What you should do - All of the entries need to be written out again, exactly as they are.

──────── Record extracts

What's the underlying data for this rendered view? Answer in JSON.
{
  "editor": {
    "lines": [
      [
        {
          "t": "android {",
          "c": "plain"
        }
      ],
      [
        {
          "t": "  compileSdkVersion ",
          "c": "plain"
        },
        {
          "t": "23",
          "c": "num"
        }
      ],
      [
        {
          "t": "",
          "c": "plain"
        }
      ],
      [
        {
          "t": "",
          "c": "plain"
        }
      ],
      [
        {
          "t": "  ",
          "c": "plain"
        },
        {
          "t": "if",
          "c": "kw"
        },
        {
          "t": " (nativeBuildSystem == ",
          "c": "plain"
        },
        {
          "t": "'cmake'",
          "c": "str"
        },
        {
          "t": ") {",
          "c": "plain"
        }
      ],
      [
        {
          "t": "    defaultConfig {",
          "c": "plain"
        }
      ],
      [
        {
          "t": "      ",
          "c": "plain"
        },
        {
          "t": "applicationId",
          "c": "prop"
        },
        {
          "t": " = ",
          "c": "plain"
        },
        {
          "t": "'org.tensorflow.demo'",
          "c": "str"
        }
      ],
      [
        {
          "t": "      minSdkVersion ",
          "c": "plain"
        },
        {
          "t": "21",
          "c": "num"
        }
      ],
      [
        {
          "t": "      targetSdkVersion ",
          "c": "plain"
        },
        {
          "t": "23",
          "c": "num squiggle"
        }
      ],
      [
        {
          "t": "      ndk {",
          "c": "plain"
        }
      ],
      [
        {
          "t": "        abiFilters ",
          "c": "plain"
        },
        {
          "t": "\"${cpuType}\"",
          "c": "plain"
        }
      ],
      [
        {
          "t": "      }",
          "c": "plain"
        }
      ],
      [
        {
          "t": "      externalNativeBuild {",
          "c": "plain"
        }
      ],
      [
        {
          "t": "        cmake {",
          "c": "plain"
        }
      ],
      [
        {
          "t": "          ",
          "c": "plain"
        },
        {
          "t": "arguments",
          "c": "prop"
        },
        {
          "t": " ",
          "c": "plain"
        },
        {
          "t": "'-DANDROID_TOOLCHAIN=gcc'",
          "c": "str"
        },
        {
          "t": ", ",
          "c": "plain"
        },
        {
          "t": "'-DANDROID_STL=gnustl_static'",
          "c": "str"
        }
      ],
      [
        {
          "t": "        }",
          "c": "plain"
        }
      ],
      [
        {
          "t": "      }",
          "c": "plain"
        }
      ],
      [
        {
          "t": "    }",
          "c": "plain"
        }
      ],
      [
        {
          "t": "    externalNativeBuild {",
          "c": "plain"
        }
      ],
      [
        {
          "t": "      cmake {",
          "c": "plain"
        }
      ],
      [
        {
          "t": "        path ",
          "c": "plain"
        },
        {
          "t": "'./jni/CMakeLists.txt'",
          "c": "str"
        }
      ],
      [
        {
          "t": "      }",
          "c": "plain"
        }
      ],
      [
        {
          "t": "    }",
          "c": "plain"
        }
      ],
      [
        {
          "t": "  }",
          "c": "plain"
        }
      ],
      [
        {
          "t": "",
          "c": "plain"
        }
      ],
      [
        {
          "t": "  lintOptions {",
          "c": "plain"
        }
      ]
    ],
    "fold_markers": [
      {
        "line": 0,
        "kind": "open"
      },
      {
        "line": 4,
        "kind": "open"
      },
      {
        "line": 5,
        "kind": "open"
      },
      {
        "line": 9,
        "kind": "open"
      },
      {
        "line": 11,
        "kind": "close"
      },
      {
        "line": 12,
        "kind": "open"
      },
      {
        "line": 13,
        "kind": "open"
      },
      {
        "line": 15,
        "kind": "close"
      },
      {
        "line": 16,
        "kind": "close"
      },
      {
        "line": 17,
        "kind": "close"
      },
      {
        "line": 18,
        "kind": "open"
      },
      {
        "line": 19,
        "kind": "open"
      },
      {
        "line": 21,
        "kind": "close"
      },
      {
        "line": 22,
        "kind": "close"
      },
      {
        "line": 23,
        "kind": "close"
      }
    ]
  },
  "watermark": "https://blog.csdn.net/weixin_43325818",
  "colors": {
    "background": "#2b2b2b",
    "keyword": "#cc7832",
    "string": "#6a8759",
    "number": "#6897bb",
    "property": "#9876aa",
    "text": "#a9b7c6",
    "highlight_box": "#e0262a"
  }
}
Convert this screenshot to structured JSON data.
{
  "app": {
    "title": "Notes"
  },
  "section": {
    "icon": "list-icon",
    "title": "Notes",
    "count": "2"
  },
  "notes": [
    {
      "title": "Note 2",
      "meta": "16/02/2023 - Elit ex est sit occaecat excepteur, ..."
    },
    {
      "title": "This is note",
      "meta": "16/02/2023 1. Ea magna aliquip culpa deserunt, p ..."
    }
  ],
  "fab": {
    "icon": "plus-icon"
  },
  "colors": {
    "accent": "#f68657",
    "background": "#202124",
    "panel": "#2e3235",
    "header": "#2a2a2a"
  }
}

────────────────

Solution -
What's the underlying data for this rendered view? Answer in JSON.
{
  "editor": {
    "lines": [
      [
        {
          "t": "android {",
          "c": "plain"
        }
      ],
      [
        {
          "t": "  compileSdkVersion ",
          "c": "plain"
        },
        {
          "t": "23",
          "c": "num"
        }
      ],
      [
        {
          "t": "",
          "c": "plain"
        }
      ],
      [
        {
          "t": "",
          "c": "plain"
        }
      ],
      [
        {
          "t": "  ",
          "c": "plain"
        },
        {
          "t": "if",
          "c": "kw"
        },
        {
          "t": " (nativeBuildSystem == ",
          "c": "plain"
        },
        {
          "t": "'cmake'",
          "c": "str"
        },
        {
          "t": ") {",
          "c": "plain"
        }
      ],
      [
        {
          "t": "    defaultConfig {",
          "c": "plain"
        }
      ],
      [
        {
          "t": "      ",
          "c": "plain"
        },
        {
          "t": "applicationId",
          "c": "prop"
        },
        {
          "t": " = ",
          "c": "plain"
        },
        {
          "t": "'org.tensorflow.demo'",
          "c": "str"
        }
      ],
      [
        {
          "t": "      minSdkVersion ",
          "c": "plain"
        },
        {
          "t": "21",
          "c": "num"
        }
      ],
      [
        {
          "t": "      targetSdkVersion ",
          "c": "plain"
        },
        {
          "t": "23",
          "c": "num squiggle"
        }
      ],
      [
        {
          "t": "      ndk {",
          "c": "plain"
        }
      ],
      [
        {
          "t": "        abiFilters ",
          "c": "plain"
        },
        {
          "t": "\"${cpuType}\"",
          "c": "plain"
        }
      ],
      [
        {
          "t": "      }",
          "c": "plain"
        }
      ],
      [
        {
          "t": "      externalNativeBuild {",
          "c": "plain"
        }
      ],
      [
        {
          "t": "        cmake {",
          "c": "plain"
        }
      ],
      [
        {
          "t": "          ",
          "c": "plain"
        },
        {
          "t": "arguments",
          "c": "prop"
        },
        {
          "t": " ",
          "c": "plain"
        },
        {
          "t": "'-DANDROID_TOOLCHAIN=gcc'",
          "c": "str"
        },
        {
          "t": ", ",
          "c": "plain"
        },
        {
          "t": "'-DANDROID_STL=gnustl_static'",
          "c": "str"
        }
      ],
      [
        {
          "t": "        }",
          "c": "plain"
        }
      ],
      [
        {
          "t": "      }",
          "c": "plain"
        }
      ],
      [
        {
          "t": "    }",
          "c": "plain"
        }
      ],
      [
        {
          "t": "    externalNativeBuild {",
          "c": "plain"
        }
      ],
      [
        {
          "t": "      cmake {",
          "c": "plain"
        }
      ],
      [
        {
          "t": "        path ",
          "c": "plain"
        },
        {
          "t": "'./jni/CMakeLists.txt'",
          "c": "str"
        }
      ],
      [
        {
          "t": "      }",
          "c": "plain"
        }
      ],
      [
        {
          "t": "    }",
          "c": "plain"
        }
      ],
      [
        {
          "t": "  }",
          "c": "plain"
        }
      ],
      [
        {
          "t": "",
          "c": "plain"
        }
      ],
      [
        {
          "t": "  lintOptions {",
          "c": "plain"
        }
      ]
    ],
    "fold_markers": [
      {
        "line": 0,
        "kind": "open"
      },
      {
        "line": 4,
        "kind": "open"
      },
      {
        "line": 5,
        "kind": "open"
      },
      {
        "line": 9,
        "kind": "open"
      },
      {
        "line": 11,
        "kind": "close"
      },
      {
        "line": 12,
        "kind": "open"
      },
      {
        "line": 13,
        "kind": "open"
      },
      {
        "line": 15,
        "kind": "close"
      },
      {
        "line": 16,
        "kind": "close"
      },
      {
        "line": 17,
        "kind": "close"
      },
      {
        "line": 18,
        "kind": "open"
      },
      {
        "line": 19,
        "kind": "open"
      },
      {
        "line": 21,
        "kind": "close"
      },
      {
        "line": 22,
        "kind": "close"
      },
      {
        "line": 23,
        "kind": "close"
      }
    ]
  },
  "watermark": "https://blog.csdn.net/weixin_43325818",
  "colors": {
    "background": "#2b2b2b",
    "keyword": "#cc7832",
    "string": "#6a8759",
    "number": "#6897bb",
    "property": "#9876aa",
    "text": "#a9b7c6",
    "highlight_box": "#e0262a"
  }
}
Convert this screenshot to structured JSON data.
{
  "app": {
    "title": "Notes"
  },
  "section": {
    "icon": "list-icon",
    "title": "Notes",
    "count": "2"
  },
  "notes": [
    {
      "title": "Note 2",
      "meta": "16/02/2023 - Elit ex est sit occaecat excepteur, ..."
    },
    {
      "title": "This is note",
      "meta": "16/02/2023 1. Ea magna aliquip culpa deserunt, p ..."
    }
  ],
  "fab": {
    "icon": "plus-icon"
  },
  "colors": {
    "accent": "#f68657",
    "background": "#202124",
    "panel": "#2e3235",
    "header": "#2a2a2a"
  }
}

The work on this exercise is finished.